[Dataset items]
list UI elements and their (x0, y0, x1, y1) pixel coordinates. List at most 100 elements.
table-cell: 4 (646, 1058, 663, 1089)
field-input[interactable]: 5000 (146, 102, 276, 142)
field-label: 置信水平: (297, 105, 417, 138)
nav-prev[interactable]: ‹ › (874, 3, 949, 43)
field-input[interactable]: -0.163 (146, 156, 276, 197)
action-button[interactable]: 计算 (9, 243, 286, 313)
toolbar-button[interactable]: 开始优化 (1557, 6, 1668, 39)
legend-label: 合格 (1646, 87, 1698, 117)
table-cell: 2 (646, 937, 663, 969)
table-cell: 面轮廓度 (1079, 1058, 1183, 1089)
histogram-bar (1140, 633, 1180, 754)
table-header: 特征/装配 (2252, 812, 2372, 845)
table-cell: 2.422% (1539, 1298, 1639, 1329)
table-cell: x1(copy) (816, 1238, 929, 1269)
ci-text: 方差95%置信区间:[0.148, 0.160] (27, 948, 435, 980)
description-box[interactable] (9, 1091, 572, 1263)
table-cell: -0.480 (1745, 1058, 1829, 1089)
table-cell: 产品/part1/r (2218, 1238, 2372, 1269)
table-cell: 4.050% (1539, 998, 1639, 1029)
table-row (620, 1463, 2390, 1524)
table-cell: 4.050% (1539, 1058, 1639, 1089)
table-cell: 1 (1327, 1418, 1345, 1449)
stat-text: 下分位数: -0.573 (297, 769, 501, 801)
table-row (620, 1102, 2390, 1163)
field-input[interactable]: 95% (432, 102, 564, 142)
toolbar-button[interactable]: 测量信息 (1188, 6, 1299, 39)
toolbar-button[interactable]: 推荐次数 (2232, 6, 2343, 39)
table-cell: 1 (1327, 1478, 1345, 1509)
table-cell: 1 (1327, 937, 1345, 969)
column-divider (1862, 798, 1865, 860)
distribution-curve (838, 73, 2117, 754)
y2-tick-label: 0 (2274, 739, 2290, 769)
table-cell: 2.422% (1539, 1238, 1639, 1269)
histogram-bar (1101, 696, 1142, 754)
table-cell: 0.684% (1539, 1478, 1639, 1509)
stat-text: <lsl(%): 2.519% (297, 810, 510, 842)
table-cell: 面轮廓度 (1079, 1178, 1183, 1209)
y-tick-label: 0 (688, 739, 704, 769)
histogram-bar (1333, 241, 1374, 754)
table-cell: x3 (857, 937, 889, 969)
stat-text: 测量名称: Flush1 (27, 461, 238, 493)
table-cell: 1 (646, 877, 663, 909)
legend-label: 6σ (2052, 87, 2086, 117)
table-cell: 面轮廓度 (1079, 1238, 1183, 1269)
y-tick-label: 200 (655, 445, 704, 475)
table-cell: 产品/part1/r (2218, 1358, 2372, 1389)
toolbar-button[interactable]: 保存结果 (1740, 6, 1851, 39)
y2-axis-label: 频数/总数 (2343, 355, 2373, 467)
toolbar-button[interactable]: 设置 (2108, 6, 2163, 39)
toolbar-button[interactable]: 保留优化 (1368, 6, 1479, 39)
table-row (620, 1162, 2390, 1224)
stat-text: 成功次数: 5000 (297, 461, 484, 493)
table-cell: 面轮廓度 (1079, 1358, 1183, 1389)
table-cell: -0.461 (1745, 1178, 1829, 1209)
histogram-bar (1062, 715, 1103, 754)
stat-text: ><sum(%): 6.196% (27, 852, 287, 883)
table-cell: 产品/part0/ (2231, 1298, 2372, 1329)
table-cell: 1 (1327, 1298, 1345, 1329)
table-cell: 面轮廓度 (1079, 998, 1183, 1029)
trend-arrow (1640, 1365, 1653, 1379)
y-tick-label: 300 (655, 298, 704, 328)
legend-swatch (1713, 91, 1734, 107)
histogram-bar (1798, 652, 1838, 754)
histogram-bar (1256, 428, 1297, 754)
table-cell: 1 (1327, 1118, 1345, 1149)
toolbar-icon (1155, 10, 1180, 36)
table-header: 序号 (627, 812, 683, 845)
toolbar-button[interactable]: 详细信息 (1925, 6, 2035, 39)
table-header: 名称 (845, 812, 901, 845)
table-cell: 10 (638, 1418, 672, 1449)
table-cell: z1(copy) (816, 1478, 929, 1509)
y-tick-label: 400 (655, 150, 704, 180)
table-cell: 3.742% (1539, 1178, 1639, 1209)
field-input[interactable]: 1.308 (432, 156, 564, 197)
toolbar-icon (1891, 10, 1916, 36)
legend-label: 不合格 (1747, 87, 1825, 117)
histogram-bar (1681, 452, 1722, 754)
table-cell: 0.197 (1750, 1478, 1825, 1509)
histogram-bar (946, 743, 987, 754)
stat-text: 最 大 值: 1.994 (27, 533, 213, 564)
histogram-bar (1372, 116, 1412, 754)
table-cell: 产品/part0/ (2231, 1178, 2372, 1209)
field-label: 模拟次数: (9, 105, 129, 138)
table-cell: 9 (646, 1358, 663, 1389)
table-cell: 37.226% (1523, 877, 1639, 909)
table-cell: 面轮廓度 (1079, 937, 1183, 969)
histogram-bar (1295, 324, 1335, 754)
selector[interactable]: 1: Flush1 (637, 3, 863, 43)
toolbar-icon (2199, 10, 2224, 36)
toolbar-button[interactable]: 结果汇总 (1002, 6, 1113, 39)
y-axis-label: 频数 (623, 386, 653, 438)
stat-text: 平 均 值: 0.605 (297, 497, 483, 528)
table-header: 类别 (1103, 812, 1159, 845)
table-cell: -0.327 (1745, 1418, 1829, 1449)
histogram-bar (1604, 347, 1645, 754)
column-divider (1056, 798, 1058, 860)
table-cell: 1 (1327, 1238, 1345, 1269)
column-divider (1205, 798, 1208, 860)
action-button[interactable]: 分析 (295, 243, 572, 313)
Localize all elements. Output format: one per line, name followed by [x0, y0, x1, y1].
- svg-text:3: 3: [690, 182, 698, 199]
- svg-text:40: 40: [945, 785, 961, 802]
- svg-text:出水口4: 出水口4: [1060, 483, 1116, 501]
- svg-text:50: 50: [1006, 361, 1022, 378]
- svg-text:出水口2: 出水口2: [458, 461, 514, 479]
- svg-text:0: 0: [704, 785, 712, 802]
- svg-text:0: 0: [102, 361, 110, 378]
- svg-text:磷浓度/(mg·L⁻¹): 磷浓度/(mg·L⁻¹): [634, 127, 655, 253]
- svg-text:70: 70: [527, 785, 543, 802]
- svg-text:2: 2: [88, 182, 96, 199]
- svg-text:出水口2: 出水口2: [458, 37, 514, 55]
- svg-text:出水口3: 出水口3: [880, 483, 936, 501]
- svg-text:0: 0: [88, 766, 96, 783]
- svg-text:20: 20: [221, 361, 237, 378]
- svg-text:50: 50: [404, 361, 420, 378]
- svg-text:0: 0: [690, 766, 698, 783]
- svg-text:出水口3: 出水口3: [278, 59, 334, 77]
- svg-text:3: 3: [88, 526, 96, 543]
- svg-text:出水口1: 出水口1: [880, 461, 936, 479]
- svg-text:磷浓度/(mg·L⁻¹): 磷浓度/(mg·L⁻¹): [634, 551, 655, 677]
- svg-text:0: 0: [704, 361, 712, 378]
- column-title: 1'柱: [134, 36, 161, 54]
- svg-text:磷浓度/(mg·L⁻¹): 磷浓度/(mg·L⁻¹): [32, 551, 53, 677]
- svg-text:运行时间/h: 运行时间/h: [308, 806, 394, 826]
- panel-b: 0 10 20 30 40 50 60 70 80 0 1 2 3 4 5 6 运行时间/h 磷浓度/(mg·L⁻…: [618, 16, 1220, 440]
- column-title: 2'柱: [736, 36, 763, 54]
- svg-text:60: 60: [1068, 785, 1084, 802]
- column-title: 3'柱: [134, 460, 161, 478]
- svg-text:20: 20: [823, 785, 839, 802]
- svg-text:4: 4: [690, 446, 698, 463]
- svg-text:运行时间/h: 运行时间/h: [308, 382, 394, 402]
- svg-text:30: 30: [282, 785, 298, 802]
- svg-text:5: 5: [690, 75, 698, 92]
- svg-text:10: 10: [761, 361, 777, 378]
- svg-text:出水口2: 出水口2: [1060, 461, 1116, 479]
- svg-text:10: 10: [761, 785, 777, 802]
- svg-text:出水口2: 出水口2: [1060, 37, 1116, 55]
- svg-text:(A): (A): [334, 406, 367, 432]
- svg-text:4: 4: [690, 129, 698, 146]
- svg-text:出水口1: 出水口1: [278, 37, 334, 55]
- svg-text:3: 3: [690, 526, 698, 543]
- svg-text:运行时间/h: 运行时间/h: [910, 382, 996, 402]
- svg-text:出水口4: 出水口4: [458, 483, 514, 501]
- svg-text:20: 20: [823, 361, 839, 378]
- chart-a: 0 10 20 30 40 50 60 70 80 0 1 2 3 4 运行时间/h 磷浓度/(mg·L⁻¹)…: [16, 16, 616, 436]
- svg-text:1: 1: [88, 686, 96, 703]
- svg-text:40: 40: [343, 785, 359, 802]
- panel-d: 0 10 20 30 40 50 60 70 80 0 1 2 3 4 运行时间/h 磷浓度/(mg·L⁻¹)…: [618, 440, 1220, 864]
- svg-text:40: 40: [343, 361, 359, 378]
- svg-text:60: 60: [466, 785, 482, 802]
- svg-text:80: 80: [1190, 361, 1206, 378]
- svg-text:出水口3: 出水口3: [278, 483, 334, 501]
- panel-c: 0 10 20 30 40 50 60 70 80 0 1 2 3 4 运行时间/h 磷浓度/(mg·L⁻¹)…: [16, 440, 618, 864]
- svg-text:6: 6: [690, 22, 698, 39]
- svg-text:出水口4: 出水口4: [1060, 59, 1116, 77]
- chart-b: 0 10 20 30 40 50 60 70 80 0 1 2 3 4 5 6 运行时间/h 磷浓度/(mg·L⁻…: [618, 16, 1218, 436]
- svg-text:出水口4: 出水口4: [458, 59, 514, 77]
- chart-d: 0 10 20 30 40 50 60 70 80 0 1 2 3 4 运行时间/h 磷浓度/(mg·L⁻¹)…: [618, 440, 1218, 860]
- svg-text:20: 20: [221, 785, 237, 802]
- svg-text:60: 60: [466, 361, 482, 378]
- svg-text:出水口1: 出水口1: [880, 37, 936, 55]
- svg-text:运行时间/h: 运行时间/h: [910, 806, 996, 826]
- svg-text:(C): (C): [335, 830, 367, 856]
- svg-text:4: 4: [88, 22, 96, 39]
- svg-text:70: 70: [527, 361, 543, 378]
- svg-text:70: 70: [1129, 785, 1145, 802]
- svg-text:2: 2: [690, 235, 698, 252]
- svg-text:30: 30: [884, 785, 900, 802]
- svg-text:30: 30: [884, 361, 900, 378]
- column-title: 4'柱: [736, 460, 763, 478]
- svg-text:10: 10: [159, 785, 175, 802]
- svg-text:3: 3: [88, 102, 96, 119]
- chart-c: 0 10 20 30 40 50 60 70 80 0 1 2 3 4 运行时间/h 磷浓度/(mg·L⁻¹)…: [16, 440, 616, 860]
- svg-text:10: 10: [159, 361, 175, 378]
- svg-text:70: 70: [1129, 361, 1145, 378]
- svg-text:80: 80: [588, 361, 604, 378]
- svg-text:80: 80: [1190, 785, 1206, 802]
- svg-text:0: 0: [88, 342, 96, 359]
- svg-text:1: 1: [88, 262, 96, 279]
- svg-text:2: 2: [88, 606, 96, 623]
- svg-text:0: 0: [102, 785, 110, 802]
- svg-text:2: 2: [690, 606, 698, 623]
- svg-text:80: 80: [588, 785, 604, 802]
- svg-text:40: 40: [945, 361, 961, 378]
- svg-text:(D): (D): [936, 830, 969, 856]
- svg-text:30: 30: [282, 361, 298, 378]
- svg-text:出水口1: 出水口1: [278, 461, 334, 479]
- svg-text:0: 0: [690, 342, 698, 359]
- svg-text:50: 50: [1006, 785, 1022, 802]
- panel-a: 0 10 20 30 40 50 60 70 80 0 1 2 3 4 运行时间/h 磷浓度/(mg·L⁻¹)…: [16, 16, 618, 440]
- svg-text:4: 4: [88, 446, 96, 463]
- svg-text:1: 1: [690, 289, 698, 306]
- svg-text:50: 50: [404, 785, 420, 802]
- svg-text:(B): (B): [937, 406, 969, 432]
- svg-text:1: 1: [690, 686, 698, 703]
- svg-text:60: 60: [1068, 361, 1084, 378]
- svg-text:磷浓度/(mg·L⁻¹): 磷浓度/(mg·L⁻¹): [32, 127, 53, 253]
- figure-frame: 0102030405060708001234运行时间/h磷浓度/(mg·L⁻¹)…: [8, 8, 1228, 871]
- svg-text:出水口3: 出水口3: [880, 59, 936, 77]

**WHAT THE TASK ASKS:**
Extract each line of the records above that contains the string "面轮廓度". Case counts when matching.

**RESPONSE FOR THIS EXERCISE:**
table-cell: 面轮廓度 (1079, 1058, 1183, 1089)
table-cell: 面轮廓度 (1079, 1178, 1183, 1209)
table-cell: 面轮廓度 (1079, 1238, 1183, 1269)
table-cell: 面轮廓度 (1079, 1358, 1183, 1389)
table-cell: 面轮廓度 (1079, 998, 1183, 1029)
table-cell: 面轮廓度 (1079, 937, 1183, 969)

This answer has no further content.